» Work instructions
Exclude all pictures, then copy each of the records exactly as written.

(Source data)

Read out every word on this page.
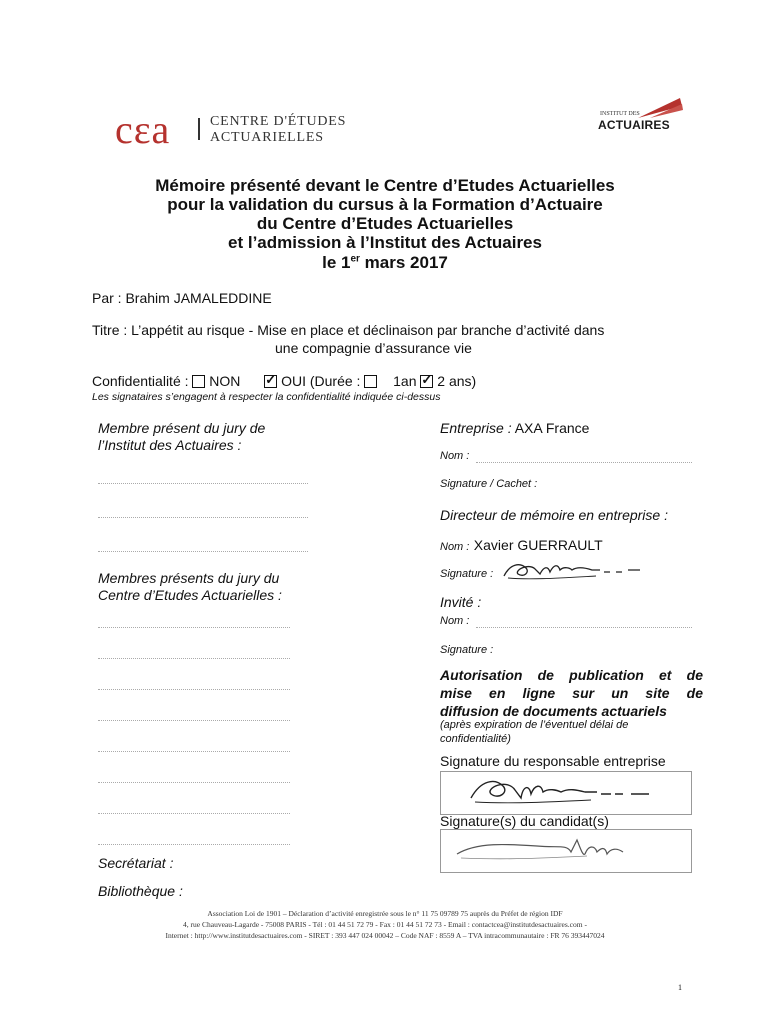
cεa	CENTRE D'ÉTUDES
ACTUARIELLES
INSTITUT DES
ACTUAIRES
Mémoire présenté devant le Centre d’Etudes Actuarielles
pour la validation du cursus à la Formation d’Actuaire
du Centre d’Etudes Actuarielles
et l’admission à l’Institut des Actuaires
le 1er mars 2017
Par : Brahim JAMALEDDINE
Titre : L’appétit au risque - Mise en place et déclinaison par branche d’activité dans
une compagnie d’assurance vie
Confidentialité : NON ✓	OUI (Durée : 1an ✓ 2 ans)
Les signataires s’engagent à respecter la confidentialité indiquée ci-dessus
Membre présent du jury de
l’Institut des Actuaires :
Membres présents du jury du
Centre d’Etudes Actuarielles :
Secrétariat :
Bibliothèque :
Entreprise : AXA France
Nom :
Signature / Cachet :
Directeur de mémoire en entreprise :
Nom : Xavier GUERRAULT
Signature :
Invité :
Nom :
Signature :
Autorisation de publication et de
mise en ligne sur un site de
diffusion de documents actuariels
(après expiration de l’éventuel délai de
confidentialité)
Signature du responsable entreprise
Signature(s) du candidat(s)
Association Loi de 1901 – Déclaration d’activité enregistrée sous le n° 11 75 09789 75 auprès du Préfet de région IDF
4, rue Chauveau-Lagarde - 75008 PARIS - Tél : 01 44 51 72 79 - Fax : 01 44 51 72 73 - Email : contactcea@institutdesactuaires.com -
Internet : http://www.institutdesactuaires.com - SIRET : 393 447 024 00042 – Code NAF : 8559 A – TVA intracommunautaire : FR 76 393447024
1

» In response
Read out every word on this page.
cεa	CENTRE D'ÉTUDES
ACTUARIELLES
INSTITUT DES
ACTUAIRES
Mémoire présenté devant le Centre d’Etudes Actuarielles
pour la validation du cursus à la Formation d’Actuaire
du Centre d’Etudes Actuarielles
et l’admission à l’Institut des Actuaires
le 1er mars 2017
Par : Brahim JAMALEDDINE
Titre : L’appétit au risque - Mise en place et déclinaison par branche d’activité dans
une compagnie d’assurance vie
Confidentialité : NON ✓	OUI (Durée : 1an ✓ 2 ans)
Les signataires s’engagent à respecter la confidentialité indiquée ci-dessus
Membre présent du jury de
l’Institut des Actuaires :
Membres présents du jury du
Centre d’Etudes Actuarielles :
Secrétariat :
Bibliothèque :
Entreprise : AXA France
Nom :
Signature / Cachet :
Directeur de mémoire en entreprise :
Nom : Xavier GUERRAULT
Signature :
Invité :
Nom :
Signature :
Autorisation de publication et de
mise en ligne sur un site de
diffusion de documents actuariels
(après expiration de l’éventuel délai de
confidentialité)
Signature du responsable entreprise
Signature(s) du candidat(s)
Association Loi de 1901 – Déclaration d’activité enregistrée sous le n° 11 75 09789 75 auprès du Préfet de région IDF
4, rue Chauveau-Lagarde - 75008 PARIS - Tél : 01 44 51 72 79 - Fax : 01 44 51 72 73 - Email : contactcea@institutdesactuaires.com -
Internet : http://www.institutdesactuaires.com - SIRET : 393 447 024 00042 – Code NAF : 8559 A – TVA intracommunautaire : FR 76 393447024
1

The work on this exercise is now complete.